THE REQUEST. Collect each line of the records containing the string "xxxx".

ITEMS.
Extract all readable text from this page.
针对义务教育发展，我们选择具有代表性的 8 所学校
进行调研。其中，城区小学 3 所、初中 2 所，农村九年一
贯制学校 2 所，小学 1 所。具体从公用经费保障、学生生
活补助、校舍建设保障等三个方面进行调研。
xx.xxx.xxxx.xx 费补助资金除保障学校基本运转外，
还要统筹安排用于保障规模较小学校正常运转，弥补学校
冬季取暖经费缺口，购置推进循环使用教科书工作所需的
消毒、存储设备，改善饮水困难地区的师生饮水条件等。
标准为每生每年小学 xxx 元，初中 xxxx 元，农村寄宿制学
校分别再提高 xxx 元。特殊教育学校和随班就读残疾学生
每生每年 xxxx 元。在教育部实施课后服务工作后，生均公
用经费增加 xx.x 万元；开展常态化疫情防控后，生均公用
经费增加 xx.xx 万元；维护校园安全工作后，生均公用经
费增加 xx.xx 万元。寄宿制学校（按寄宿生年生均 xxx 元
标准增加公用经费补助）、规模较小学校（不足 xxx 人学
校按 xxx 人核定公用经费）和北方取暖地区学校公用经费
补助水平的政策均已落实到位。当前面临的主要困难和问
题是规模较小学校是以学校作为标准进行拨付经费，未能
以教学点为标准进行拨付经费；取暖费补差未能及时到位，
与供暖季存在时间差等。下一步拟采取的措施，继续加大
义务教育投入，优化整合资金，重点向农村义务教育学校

WRITTEN SOLUTION.
xx.xxx.xxxx.xx 费补助资金除保障学校基本运转外，
标准为每生每年小学 xxx 元，初中 xxxx 元，农村寄宿制学
每生每年 xxxx 元。在教育部实施课后服务工作后，生均公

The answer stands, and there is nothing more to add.